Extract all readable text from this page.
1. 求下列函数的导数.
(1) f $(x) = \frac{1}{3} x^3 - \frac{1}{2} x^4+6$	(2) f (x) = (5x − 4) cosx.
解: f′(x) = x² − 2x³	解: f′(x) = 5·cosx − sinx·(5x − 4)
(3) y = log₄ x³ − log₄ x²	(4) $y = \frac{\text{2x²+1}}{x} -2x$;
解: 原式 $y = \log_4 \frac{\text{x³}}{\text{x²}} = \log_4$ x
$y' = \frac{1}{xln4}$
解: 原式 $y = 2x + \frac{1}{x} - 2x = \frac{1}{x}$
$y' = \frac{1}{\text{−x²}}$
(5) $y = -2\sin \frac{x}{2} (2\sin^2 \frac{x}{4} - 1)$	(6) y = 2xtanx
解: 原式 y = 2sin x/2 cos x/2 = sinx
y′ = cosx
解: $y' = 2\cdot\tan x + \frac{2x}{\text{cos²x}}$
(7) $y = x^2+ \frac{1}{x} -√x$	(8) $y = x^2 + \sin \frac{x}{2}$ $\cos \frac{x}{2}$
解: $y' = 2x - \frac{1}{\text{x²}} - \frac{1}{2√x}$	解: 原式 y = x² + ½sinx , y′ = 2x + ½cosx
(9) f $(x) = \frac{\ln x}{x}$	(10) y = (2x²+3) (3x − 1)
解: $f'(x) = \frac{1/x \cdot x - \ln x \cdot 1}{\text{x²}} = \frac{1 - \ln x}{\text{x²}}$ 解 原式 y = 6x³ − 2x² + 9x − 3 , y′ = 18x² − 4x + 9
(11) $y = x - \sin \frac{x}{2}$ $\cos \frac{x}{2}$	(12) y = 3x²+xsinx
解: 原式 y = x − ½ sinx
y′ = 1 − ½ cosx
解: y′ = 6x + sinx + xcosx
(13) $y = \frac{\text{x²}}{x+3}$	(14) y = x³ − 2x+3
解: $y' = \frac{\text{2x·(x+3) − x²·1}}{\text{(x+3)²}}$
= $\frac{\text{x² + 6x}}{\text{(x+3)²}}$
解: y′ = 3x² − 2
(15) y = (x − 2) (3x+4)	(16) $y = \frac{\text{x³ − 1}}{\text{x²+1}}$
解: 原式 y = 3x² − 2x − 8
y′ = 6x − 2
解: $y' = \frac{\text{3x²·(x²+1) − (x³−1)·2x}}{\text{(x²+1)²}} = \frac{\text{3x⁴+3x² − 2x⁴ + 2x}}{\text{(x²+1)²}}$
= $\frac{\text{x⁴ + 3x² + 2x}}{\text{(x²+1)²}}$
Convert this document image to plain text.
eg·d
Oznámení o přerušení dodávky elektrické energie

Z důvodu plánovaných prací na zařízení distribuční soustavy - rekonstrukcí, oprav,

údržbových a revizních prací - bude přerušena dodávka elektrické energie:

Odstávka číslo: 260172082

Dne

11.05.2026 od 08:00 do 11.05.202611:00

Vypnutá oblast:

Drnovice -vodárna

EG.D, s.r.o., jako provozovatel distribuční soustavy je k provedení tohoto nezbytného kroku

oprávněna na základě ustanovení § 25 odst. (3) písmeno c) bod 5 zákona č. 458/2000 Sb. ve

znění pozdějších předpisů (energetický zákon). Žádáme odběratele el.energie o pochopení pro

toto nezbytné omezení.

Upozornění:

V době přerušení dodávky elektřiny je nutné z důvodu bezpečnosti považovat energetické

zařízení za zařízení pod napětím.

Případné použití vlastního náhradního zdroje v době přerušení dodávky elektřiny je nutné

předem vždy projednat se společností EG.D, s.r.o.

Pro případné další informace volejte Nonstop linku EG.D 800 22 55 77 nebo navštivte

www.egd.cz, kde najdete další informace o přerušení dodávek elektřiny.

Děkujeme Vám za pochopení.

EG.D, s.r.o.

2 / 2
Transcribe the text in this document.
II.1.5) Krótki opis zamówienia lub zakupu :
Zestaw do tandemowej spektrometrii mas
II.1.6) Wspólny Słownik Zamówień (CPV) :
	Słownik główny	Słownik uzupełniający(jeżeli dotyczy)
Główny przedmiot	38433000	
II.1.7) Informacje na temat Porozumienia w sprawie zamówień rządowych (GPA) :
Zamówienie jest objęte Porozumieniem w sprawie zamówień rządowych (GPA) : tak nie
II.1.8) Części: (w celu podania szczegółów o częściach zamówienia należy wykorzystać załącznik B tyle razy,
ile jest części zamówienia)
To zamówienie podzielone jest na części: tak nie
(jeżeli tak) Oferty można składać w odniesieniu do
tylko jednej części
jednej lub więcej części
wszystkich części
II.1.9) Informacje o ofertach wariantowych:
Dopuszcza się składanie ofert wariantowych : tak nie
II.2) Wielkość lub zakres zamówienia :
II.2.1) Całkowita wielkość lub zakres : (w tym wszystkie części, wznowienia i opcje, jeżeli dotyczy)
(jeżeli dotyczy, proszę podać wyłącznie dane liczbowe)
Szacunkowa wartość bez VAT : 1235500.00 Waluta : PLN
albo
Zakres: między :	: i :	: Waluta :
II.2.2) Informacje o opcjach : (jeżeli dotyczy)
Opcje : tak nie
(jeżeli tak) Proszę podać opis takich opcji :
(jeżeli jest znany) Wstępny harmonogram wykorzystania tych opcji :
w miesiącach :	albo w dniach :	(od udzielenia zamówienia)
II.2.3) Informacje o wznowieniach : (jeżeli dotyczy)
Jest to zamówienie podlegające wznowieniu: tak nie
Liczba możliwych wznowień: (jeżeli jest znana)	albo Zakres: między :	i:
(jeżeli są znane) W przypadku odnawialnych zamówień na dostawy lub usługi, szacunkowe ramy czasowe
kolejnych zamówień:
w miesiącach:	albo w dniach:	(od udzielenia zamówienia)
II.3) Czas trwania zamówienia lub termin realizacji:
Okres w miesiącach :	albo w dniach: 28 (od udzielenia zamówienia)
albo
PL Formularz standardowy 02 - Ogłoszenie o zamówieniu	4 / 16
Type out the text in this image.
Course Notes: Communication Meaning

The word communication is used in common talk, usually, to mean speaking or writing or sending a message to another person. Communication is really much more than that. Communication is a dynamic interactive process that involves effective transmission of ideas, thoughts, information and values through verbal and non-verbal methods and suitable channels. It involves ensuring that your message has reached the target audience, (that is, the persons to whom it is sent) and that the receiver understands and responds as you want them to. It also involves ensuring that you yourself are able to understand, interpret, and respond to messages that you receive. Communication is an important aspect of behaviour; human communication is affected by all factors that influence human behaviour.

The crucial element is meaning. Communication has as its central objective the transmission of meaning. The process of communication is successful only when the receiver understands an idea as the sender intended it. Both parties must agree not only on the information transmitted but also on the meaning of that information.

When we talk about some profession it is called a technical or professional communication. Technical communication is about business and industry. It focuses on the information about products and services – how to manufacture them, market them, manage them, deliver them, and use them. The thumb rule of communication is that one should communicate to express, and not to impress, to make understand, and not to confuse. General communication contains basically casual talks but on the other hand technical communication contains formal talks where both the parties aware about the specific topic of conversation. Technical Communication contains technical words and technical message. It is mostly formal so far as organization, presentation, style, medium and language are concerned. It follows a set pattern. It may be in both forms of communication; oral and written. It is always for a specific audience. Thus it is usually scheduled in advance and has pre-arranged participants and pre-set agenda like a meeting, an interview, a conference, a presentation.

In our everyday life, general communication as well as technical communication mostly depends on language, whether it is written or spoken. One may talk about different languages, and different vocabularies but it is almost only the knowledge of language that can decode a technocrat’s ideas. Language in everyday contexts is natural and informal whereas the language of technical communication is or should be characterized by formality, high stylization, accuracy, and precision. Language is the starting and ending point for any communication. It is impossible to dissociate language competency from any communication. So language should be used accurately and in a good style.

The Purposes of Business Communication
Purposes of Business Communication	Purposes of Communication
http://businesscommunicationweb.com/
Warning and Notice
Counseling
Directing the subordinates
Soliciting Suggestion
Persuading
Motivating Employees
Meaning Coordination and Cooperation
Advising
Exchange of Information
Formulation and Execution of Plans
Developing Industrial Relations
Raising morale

• **Exercise objective**
Collect the lines of the records that include the string "Purposes".

• **Complete answer**
The Purposes of Business Communication
Purposes of Business Communication	Purposes of Communication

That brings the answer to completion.